SHORT TASK - Find the lines that hold the word "true" and return them.
__________________________________________________
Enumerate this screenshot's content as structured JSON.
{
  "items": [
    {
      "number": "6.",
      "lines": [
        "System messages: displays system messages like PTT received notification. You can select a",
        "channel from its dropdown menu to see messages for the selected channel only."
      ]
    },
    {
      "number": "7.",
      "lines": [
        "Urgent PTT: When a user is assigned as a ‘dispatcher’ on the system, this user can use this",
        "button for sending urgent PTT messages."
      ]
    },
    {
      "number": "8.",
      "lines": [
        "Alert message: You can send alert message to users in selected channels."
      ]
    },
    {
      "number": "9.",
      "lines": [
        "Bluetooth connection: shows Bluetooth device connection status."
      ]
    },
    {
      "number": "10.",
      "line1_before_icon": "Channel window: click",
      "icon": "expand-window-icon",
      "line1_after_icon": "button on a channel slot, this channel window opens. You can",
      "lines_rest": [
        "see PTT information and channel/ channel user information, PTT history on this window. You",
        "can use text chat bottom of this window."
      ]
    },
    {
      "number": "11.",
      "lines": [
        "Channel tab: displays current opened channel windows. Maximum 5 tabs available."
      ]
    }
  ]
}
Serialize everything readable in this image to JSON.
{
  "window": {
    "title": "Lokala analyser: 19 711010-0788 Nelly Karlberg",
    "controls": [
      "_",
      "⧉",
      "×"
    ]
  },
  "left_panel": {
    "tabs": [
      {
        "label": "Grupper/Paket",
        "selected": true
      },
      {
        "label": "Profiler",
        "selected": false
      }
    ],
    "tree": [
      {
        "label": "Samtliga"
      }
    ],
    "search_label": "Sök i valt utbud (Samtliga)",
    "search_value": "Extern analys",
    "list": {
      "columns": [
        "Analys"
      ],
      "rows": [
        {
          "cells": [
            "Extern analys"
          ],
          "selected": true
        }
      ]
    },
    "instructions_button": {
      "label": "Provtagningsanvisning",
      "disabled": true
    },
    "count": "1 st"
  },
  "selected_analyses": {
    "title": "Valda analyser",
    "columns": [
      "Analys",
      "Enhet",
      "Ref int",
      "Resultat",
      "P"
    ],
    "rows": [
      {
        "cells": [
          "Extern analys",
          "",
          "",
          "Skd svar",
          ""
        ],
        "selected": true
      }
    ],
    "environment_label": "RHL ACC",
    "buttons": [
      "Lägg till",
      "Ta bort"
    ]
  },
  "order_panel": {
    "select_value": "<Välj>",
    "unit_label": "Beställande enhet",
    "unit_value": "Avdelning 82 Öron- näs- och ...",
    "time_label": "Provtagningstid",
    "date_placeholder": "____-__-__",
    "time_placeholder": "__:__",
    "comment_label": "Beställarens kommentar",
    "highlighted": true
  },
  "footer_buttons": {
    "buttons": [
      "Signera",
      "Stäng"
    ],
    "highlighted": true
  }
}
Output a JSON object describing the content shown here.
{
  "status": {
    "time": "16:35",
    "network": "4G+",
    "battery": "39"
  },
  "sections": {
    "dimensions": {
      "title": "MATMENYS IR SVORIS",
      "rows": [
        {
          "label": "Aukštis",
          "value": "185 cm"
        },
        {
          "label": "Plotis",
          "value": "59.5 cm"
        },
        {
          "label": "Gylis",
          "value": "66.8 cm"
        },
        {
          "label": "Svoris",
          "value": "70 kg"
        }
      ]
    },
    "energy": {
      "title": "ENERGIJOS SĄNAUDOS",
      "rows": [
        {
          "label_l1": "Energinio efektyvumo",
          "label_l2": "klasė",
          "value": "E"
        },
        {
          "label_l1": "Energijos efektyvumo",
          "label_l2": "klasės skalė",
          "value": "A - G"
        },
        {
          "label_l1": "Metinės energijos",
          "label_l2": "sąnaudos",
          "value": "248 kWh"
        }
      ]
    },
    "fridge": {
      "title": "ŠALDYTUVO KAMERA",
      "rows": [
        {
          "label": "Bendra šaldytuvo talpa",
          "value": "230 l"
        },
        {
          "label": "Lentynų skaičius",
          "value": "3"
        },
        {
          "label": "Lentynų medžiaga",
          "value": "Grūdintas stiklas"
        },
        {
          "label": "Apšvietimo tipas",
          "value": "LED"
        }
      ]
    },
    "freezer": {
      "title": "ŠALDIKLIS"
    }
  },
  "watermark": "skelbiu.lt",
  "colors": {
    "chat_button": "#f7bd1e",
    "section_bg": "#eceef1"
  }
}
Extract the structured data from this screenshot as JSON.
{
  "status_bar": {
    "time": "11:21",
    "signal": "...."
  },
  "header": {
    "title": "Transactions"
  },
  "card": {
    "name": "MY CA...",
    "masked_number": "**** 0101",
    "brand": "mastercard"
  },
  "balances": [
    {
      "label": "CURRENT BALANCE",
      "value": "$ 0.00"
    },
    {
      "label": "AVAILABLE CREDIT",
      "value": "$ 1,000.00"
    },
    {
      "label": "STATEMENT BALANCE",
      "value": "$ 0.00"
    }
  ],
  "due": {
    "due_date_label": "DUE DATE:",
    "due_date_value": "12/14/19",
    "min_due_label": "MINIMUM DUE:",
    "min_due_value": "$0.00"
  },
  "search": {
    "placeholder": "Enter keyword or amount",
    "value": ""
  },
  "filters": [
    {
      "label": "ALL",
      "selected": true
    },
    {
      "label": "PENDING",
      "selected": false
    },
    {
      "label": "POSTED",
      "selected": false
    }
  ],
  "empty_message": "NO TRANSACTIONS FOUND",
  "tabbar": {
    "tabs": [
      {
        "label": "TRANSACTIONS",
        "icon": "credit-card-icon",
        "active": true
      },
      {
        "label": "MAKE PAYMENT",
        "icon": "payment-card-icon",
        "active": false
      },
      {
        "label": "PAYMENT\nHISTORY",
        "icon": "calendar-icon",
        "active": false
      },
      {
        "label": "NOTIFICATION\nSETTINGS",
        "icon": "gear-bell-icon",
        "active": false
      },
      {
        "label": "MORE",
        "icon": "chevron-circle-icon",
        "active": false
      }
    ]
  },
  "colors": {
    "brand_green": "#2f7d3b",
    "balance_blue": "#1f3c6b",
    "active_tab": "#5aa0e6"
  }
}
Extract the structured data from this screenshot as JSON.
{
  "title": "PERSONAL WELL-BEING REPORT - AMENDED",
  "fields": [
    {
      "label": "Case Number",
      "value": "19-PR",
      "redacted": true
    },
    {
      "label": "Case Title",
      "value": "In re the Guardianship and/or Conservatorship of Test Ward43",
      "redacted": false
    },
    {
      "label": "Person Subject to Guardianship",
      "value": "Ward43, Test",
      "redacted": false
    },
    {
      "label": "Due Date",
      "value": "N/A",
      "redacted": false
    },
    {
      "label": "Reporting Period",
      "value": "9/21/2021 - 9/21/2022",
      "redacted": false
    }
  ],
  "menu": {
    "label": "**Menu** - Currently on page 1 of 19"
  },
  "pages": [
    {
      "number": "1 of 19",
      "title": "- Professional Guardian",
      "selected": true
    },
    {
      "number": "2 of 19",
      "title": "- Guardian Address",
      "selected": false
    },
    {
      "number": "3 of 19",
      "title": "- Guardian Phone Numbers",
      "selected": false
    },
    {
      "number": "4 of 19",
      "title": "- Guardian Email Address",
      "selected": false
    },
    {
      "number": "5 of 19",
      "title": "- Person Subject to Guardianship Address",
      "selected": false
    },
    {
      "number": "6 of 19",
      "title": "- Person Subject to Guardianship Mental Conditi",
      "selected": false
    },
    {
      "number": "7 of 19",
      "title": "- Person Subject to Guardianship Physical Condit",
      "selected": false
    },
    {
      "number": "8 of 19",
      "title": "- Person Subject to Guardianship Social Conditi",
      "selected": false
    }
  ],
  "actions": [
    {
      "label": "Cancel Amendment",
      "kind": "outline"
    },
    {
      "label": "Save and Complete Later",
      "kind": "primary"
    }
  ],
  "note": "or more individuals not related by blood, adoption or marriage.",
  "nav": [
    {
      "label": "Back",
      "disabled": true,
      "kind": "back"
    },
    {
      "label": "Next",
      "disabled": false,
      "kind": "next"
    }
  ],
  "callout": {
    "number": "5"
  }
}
__________________________________________________
TASK OUTPUT -
        "selected": true
          "selected": true
      "disabled": true
        "selected": true
    "highlighted": true
    "highlighted": true
      "selected": true
        "active": true
      "redacted": true
      "selected": true
      "disabled": true,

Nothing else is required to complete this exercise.